What this task involves » Wherever "interface" appears in a line, list that line.

______________________________

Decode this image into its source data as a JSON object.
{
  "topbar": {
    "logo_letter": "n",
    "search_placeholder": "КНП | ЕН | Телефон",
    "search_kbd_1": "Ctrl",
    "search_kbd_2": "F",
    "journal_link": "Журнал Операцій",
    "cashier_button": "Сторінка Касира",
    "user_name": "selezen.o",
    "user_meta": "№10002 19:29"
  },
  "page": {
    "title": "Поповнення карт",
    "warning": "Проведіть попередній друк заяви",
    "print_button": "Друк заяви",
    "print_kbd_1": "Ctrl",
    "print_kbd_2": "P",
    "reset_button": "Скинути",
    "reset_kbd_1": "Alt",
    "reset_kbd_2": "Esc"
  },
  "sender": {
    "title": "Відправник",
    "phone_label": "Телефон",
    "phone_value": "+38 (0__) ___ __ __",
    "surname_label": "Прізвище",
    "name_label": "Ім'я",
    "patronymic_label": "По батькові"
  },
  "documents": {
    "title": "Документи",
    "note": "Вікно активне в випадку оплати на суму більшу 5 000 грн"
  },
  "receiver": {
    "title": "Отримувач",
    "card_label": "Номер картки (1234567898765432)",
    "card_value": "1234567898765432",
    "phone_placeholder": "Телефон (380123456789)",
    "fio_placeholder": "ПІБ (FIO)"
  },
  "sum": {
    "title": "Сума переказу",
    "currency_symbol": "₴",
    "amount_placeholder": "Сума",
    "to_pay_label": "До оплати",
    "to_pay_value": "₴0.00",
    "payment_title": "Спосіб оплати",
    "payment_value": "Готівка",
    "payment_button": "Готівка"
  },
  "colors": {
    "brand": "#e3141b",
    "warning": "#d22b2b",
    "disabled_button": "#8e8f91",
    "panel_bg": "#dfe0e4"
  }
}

______________________________

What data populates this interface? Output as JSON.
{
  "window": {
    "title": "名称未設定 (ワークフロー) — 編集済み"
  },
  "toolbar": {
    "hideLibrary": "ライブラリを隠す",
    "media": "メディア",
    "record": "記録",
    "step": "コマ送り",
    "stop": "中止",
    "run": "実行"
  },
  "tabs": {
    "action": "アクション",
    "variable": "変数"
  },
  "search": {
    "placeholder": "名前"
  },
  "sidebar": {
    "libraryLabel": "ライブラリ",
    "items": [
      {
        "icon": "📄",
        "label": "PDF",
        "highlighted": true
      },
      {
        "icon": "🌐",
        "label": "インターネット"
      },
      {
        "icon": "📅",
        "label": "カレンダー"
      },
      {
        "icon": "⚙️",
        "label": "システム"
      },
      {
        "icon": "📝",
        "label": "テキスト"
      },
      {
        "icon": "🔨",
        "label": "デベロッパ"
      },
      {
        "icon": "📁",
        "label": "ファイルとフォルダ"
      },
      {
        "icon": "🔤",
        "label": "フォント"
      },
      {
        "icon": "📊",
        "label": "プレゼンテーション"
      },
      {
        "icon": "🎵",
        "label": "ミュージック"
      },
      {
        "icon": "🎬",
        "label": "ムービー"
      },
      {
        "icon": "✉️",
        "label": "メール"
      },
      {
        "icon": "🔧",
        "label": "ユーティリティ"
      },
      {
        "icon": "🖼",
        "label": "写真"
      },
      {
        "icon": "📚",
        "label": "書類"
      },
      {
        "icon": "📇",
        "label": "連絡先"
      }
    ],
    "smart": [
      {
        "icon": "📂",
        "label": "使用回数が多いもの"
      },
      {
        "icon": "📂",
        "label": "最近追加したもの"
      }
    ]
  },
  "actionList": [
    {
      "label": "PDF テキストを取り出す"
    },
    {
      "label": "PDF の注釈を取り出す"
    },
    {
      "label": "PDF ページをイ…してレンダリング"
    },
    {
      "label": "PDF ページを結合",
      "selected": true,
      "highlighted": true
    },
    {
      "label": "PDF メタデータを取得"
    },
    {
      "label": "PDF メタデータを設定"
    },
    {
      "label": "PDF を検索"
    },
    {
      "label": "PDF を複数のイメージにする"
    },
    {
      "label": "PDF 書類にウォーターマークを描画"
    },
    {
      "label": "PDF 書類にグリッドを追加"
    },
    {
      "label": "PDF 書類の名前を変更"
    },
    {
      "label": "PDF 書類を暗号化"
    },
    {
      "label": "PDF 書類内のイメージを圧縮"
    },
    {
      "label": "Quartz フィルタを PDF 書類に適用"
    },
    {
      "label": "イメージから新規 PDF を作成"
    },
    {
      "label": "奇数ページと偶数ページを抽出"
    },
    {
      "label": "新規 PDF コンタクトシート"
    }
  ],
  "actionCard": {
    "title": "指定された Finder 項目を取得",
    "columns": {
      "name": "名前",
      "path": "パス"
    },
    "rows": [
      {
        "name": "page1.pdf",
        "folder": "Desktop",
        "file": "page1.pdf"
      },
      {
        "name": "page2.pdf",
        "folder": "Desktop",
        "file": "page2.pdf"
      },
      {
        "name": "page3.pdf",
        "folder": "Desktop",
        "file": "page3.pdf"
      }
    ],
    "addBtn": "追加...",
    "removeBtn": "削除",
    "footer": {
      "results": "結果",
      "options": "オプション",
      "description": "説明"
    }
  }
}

______________________________

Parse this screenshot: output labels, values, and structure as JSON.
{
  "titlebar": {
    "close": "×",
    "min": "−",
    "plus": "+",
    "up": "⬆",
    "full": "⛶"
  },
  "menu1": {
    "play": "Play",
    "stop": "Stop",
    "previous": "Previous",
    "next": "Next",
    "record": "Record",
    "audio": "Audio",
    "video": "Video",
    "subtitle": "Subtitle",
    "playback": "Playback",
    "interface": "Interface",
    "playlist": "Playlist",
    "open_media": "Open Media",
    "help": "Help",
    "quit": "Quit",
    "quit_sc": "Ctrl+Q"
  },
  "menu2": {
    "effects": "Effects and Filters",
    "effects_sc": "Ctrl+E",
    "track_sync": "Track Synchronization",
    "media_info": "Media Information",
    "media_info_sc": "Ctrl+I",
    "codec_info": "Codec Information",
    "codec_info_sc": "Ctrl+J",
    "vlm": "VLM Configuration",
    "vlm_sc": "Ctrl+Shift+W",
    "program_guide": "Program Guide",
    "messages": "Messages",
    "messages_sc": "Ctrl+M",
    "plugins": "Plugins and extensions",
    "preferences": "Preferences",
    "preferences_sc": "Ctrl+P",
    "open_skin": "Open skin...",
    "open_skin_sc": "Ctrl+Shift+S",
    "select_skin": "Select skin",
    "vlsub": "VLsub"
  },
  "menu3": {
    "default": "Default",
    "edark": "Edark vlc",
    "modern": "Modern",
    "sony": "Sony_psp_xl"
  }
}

______________________________

Written solution »
What data populates this interface? Output as JSON.
    "interface": "Interface",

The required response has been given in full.